» **GOAL**
Retype the data that follows line by line, exactly, and leave its pictures out.

» **TASK MATERIAL**
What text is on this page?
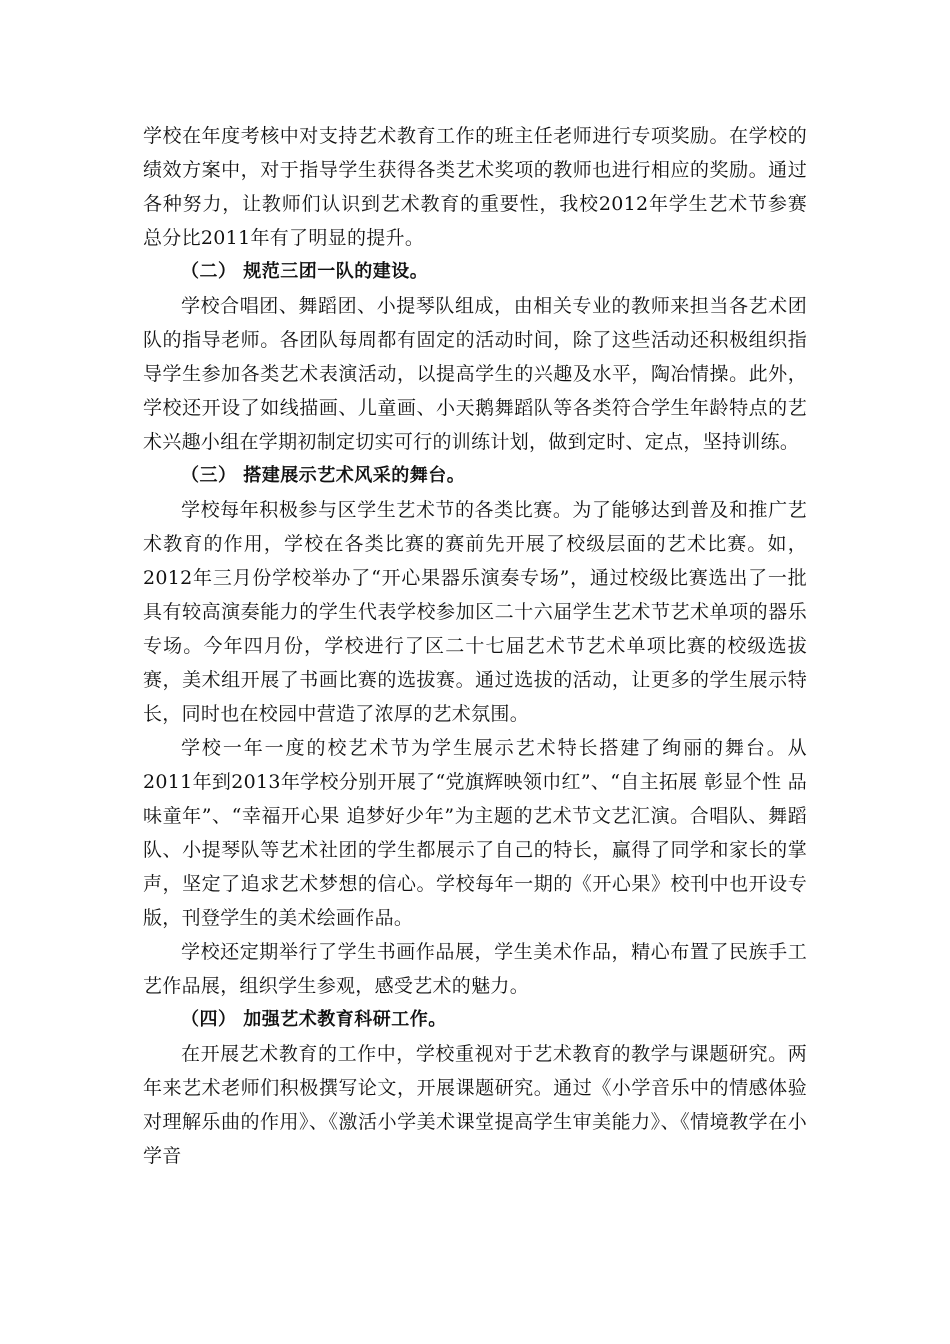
学校在年度考核中对支持艺术教育工作的班主任老师进行专项奖励。在学校的绩效方案中，对于指导学生获得各类艺术奖项的教师也进行相应的奖励。通过各种努力，让教师们认识到艺术教育的重要性，我校2012年学生艺术节参赛总分比2011年有了明显的提升。

（二） 规范三团一队的建设。

学校合唱团、舞蹈团、小提琴队组成，由相关专业的教师来担当各艺术团队的指导老师。各团队每周都有固定的活动时间，除了这些活动还积极组织指导学生参加各类艺术表演活动，以提高学生的兴趣及水平，陶冶情操。此外，学校还开设了如线描画、儿童画、小天鹅舞蹈队等各类符合学生年龄特点的艺术兴趣小组在学期初制定切实可行的训练计划，做到定时、定点，坚持训练。

（三） 搭建展示艺术风采的舞台。

学校每年积极参与区学生艺术节的各类比赛。为了能够达到普及和推广艺术教育的作用，学校在各类比赛的赛前先开展了校级层面的艺术比赛。如，2012年三月份学校举办了“开心果器乐演奏专场”，通过校级比赛选出了一批具有较高演奏能力的学生代表学校参加区二十六届学生艺术节艺术单项的器乐专场。今年四月份，学校进行了区二十七届艺术节艺术单项比赛的校级选拔赛，美术组开展了书画比赛的选拔赛。通过选拔的活动，让更多的学生展示特长，同时也在校园中营造了浓厚的艺术氛围。

学校一年一度的校艺术节为学生展示艺术特长搭建了绚丽的舞台。从2011年到2013年学校分别开展了“党旗辉映领巾红”、“自主拓展 彰显个性 品味童年”、“幸福开心果 追梦好少年”为主题的艺术节文艺汇演。合唱队、舞蹈队、小提琴队等艺术社团的学生都展示了自己的特长，赢得了同学和家长的掌声，坚定了追求艺术梦想的信心。学校每年一期的《开心果》校刊中也开设专版，刊登学生的美术绘画作品。

学校还定期举行了学生书画作品展，学生美术作品，精心布置了民族手工艺作品展，组织学生参观，感受艺术的魅力。

（四） 加强艺术教育科研工作。

在开展艺术教育的工作中，学校重视对于艺术教育的教学与课题研究。两年来艺术老师们积极撰写论文，开展课题研究。通过《小学音乐中的情感体验对理解乐曲的作用》、《激活小学美术课堂提高学生审美能力》、《情境教学在小学音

» **COMPLETE ANSWER**
What text is on this page?
学校在年度考核中对支持艺术教育工作的班主任老师进行专项奖励。在学校的绩效方案中，对于指导学生获得各类艺术奖项的教师也进行相应的奖励。通过各种努力，让教师们认识到艺术教育的重要性，我校2012年学生艺术节参赛总分比2011年有了明显的提升。

（二） 规范三团一队的建设。

学校合唱团、舞蹈团、小提琴队组成，由相关专业的教师来担当各艺术团队的指导老师。各团队每周都有固定的活动时间，除了这些活动还积极组织指导学生参加各类艺术表演活动，以提高学生的兴趣及水平，陶冶情操。此外，学校还开设了如线描画、儿童画、小天鹅舞蹈队等各类符合学生年龄特点的艺术兴趣小组在学期初制定切实可行的训练计划，做到定时、定点，坚持训练。

（三） 搭建展示艺术风采的舞台。

学校每年积极参与区学生艺术节的各类比赛。为了能够达到普及和推广艺术教育的作用，学校在各类比赛的赛前先开展了校级层面的艺术比赛。如，2012年三月份学校举办了“开心果器乐演奏专场”，通过校级比赛选出了一批具有较高演奏能力的学生代表学校参加区二十六届学生艺术节艺术单项的器乐专场。今年四月份，学校进行了区二十七届艺术节艺术单项比赛的校级选拔赛，美术组开展了书画比赛的选拔赛。通过选拔的活动，让更多的学生展示特长，同时也在校园中营造了浓厚的艺术氛围。

学校一年一度的校艺术节为学生展示艺术特长搭建了绚丽的舞台。从2011年到2013年学校分别开展了“党旗辉映领巾红”、“自主拓展 彰显个性 品味童年”、“幸福开心果 追梦好少年”为主题的艺术节文艺汇演。合唱队、舞蹈队、小提琴队等艺术社团的学生都展示了自己的特长，赢得了同学和家长的掌声，坚定了追求艺术梦想的信心。学校每年一期的《开心果》校刊中也开设专版，刊登学生的美术绘画作品。

学校还定期举行了学生书画作品展，学生美术作品，精心布置了民族手工艺作品展，组织学生参观，感受艺术的魅力。

（四） 加强艺术教育科研工作。

在开展艺术教育的工作中，学校重视对于艺术教育的教学与课题研究。两年来艺术老师们积极撰写论文，开展课题研究。通过《小学音乐中的情感体验对理解乐曲的作用》、《激活小学美术课堂提高学生审美能力》、《情境教学在小学音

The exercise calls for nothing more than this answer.